Passage.
--- START ---

### Vanishing/Exploding Gradients Problems

The backpropagation algorithm works by going from the output layer to the input layer, propagating the error gradient on the way. It uses the computed gradient to update each parameter. But, gradients often get smaller and smaller as the algorithm progresses down to the lower layers. As a result, the Gradient Descent update leaves the lower layer connection weights virtually unchanged, and training never converges to a good solution. This is called the vanishing gradients problem.

Also, the gradients can grow bigger and bigger, so many layers get insanely large weight updates and the algorithm diverges. This is called exploding gradients problem.


### Glorot and He initialization

For the signal to flow properly, we need the variance of the outputs of each layer to be equal to the variance of its inputs, and we also need the gradients to have equal variance before and after flowing through a layer in the reverse direction. It is actually not possible to guarantee both unless the layer has an equal number of inputs and neurons. But, the connection weights of each layer must be intialized randomly, where fanavg = (fanin + fanout)/2. This intialization strategy is called Xavier initialization or Glorot initialization.

--- END ---

Material.
--- START ---

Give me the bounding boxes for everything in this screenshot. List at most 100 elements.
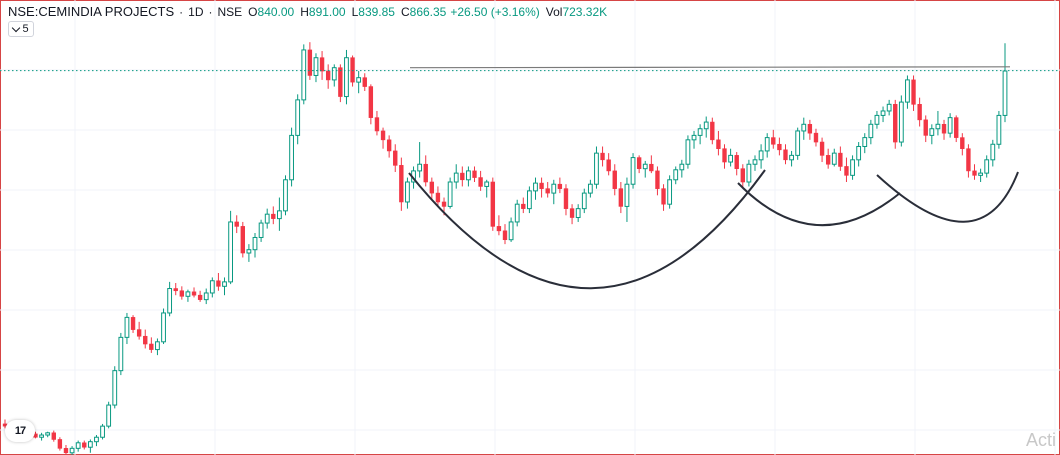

--- END ---

Exercise directions. In the passage on vanishing and exploding gradients, copy out word for word everything from "### Vanishing/Exploding Gradients" down to "vanishing gradients problem.".

Expected output.
### Vanishing/Exploding Gradients Problems

The backpropagation algorithm works by going from the output layer to the input layer, propagating the error gradient on the way. It uses the computed gradient to update each parameter. But, gradients often get smaller and smaller as the algorithm progresses down to the lower layers. As a result, the Gradient Descent update leaves the lower layer connection weights virtually unchanged, and training never converges to a good solution. This is called the vanishing gradients problem.